-- Your objective --
Below is a block of data; give all of it again word for word.

-- Records for this task --
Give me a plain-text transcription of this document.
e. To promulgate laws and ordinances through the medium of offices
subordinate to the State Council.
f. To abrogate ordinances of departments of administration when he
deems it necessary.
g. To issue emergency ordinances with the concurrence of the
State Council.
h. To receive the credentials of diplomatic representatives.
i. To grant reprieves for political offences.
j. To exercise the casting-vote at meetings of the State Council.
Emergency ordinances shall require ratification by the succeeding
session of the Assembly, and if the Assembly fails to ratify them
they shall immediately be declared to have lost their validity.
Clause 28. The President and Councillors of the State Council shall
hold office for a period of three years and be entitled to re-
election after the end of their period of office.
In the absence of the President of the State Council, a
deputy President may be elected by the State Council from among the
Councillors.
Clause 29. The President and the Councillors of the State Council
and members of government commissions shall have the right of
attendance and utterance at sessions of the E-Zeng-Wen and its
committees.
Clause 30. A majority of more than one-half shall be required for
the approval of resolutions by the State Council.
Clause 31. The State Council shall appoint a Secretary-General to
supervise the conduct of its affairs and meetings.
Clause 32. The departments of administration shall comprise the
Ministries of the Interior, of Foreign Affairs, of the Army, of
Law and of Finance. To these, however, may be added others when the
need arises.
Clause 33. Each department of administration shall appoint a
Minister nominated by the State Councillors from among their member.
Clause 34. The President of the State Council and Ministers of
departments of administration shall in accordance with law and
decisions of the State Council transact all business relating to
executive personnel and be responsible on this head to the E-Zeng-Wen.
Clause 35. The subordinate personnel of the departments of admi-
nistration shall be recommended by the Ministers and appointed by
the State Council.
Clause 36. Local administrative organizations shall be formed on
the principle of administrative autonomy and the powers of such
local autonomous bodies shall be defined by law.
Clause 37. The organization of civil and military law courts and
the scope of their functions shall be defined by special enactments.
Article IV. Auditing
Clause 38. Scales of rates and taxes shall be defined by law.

-- The completed task --
Give me a plain-text transcription of this document.
e. To promulgate laws and ordinances through the medium of offices
subordinate to the State Council.
f. To abrogate ordinances of departments of administration when he
deems it necessary.
g. To issue emergency ordinances with the concurrence of the
State Council.
h. To receive the credentials of diplomatic representatives.
i. To grant reprieves for political offences.
j. To exercise the casting-vote at meetings of the State Council.
Emergency ordinances shall require ratification by the succeeding
session of the Assembly, and if the Assembly fails to ratify them
they shall immediately be declared to have lost their validity.
Clause 28. The President and Councillors of the State Council shall
hold office for a period of three years and be entitled to re-
election after the end of their period of office.
In the absence of the President of the State Council, a
deputy President may be elected by the State Council from among the
Councillors.
Clause 29. The President and the Councillors of the State Council
and members of government commissions shall have the right of
attendance and utterance at sessions of the E-Zeng-Wen and its
committees.
Clause 30. A majority of more than one-half shall be required for
the approval of resolutions by the State Council.
Clause 31. The State Council shall appoint a Secretary-General to
supervise the conduct of its affairs and meetings.
Clause 32. The departments of administration shall comprise the
Ministries of the Interior, of Foreign Affairs, of the Army, of
Law and of Finance. To these, however, may be added others when the
need arises.
Clause 33. Each department of administration shall appoint a
Minister nominated by the State Councillors from among their member.
Clause 34. The President of the State Council and Ministers of
departments of administration shall in accordance with law and
decisions of the State Council transact all business relating to
executive personnel and be responsible on this head to the E-Zeng-Wen.
Clause 35. The subordinate personnel of the departments of admi-
nistration shall be recommended by the Ministers and appointed by
the State Council.
Clause 36. Local administrative organizations shall be formed on
the principle of administrative autonomy and the powers of such
local autonomous bodies shall be defined by law.
Clause 37. The organization of civil and military law courts and
the scope of their functions shall be defined by special enactments.
Article IV. Auditing
Clause 38. Scales of rates and taxes shall be defined by law.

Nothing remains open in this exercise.